** start Material for this task **

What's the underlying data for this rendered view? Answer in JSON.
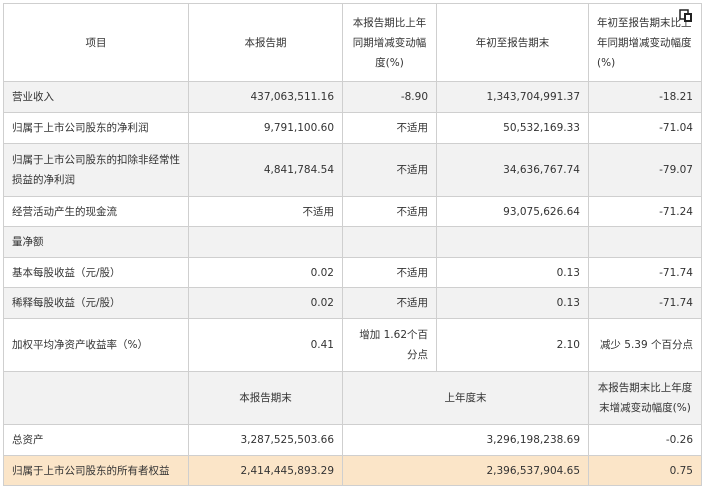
{
  "header": {
    "item": "项目",
    "current": "本报告期",
    "current_yoy": "本报告期比上年同期增减变动幅度(%)",
    "ytd": "年初至报告期末",
    "ytd_yoy": "年初至报告期末比上年同期增减变动幅度(%)"
  },
  "rows": [
    {
      "label": "营业收入",
      "current": "437,063,511.16",
      "yoy": "-8.90",
      "ytd": "1,343,704,991.37",
      "ytd_yoy": "-18.21"
    },
    {
      "label": "归属于上市公司股东的净利润",
      "current": "9,791,100.60",
      "yoy": "不适用",
      "ytd": "50,532,169.33",
      "ytd_yoy": "-71.04"
    },
    {
      "label": "归属于上市公司股东的扣除非经常性损益的净利润",
      "current": "4,841,784.54",
      "yoy": "不适用",
      "ytd": "34,636,767.74",
      "ytd_yoy": "-79.07"
    },
    {
      "label": "经营活动产生的现金流",
      "current": "不适用",
      "yoy": "不适用",
      "ytd": "93,075,626.64",
      "ytd_yoy": "-71.24"
    },
    {
      "label": "量净额",
      "current": "",
      "yoy": "",
      "ytd": "",
      "ytd_yoy": ""
    },
    {
      "label": "基本每股收益（元/股）",
      "current": "0.02",
      "yoy": "不适用",
      "ytd": "0.13",
      "ytd_yoy": "-71.74"
    },
    {
      "label": "稀释每股收益（元/股）",
      "current": "0.02",
      "yoy": "不适用",
      "ytd": "0.13",
      "ytd_yoy": "-71.74"
    },
    {
      "label": "加权平均净资产收益率（%）",
      "current": "0.41",
      "yoy": "增加 1.62个百分点",
      "ytd": "2.10",
      "ytd_yoy": "减少 5.39 个百分点"
    }
  ],
  "header2": {
    "period_end": "本报告期末",
    "prev_year_end": "上年度末",
    "change": "本报告期末比上年度末增减变动幅度(%)"
  },
  "rows2": [
    {
      "label": "总资产",
      "period_end": "3,287,525,503.66",
      "prev_year_end": "3,296,198,238.69",
      "change": "-0.26"
    },
    {
      "label": "归属于上市公司股东的所有者权益",
      "period_end": "2,414,445,893.29",
      "prev_year_end": "2,396,537,904.65",
      "change": "0.75"
    }
  ],
  "icons": {
    "copy": "copy-icon"
  }
}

** end Material for this task **

• **Task requirements**
Count the lines above that contain the word "label", and give only that number.

• **Solution to this exercise**
10